# SUPPLIED ENTRIES
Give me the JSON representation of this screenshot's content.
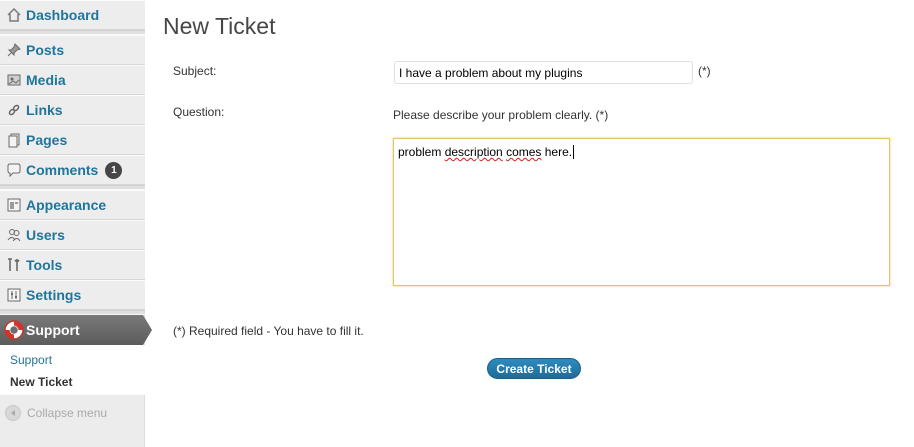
{
  "sidebar": {
    "items": [
      {
        "label": "Dashboard",
        "icon": "house-icon"
      },
      {
        "label": "Posts",
        "icon": "pushpin-icon"
      },
      {
        "label": "Media",
        "icon": "media-icon"
      },
      {
        "label": "Links",
        "icon": "link-icon"
      },
      {
        "label": "Pages",
        "icon": "pages-icon"
      },
      {
        "label": "Comments",
        "icon": "speech-bubble-icon",
        "badge": "1"
      },
      {
        "label": "Appearance",
        "icon": "appearance-icon"
      },
      {
        "label": "Users",
        "icon": "users-icon"
      },
      {
        "label": "Tools",
        "icon": "tools-icon"
      },
      {
        "label": "Settings",
        "icon": "settings-icon"
      }
    ],
    "active": {
      "label": "Support",
      "icon": "lifebuoy-icon"
    },
    "submenu": [
      "Support",
      "New Ticket"
    ],
    "collapse_label": "Collapse menu"
  },
  "main": {
    "title": "New Ticket",
    "subject_label": "Subject:",
    "subject_value": "I have a problem about my plugins",
    "required_mark": "(*)",
    "question_label": "Question:",
    "question_hint": "Please describe your problem clearly. (*)",
    "question_value_parts": [
      "problem ",
      "description",
      " ",
      "comes",
      " here."
    ],
    "required_note": "(*) Required field - You have to fill it.",
    "submit_label": "Create Ticket"
  },
  "colors": {
    "link": "#21759b",
    "active_bg": "#6d6d6d",
    "button": "#2e8bbf",
    "focus_border": "#e6c36a"
  }
}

# SHORT PROBLEM
Scan the records above for the string "have", then select every line that holds it.

# SOLUTION TO THIS EXERCISE
    "subject_value": "I have a problem about my plugins",
    "required_note": "(*) Required field - You have to fill it.",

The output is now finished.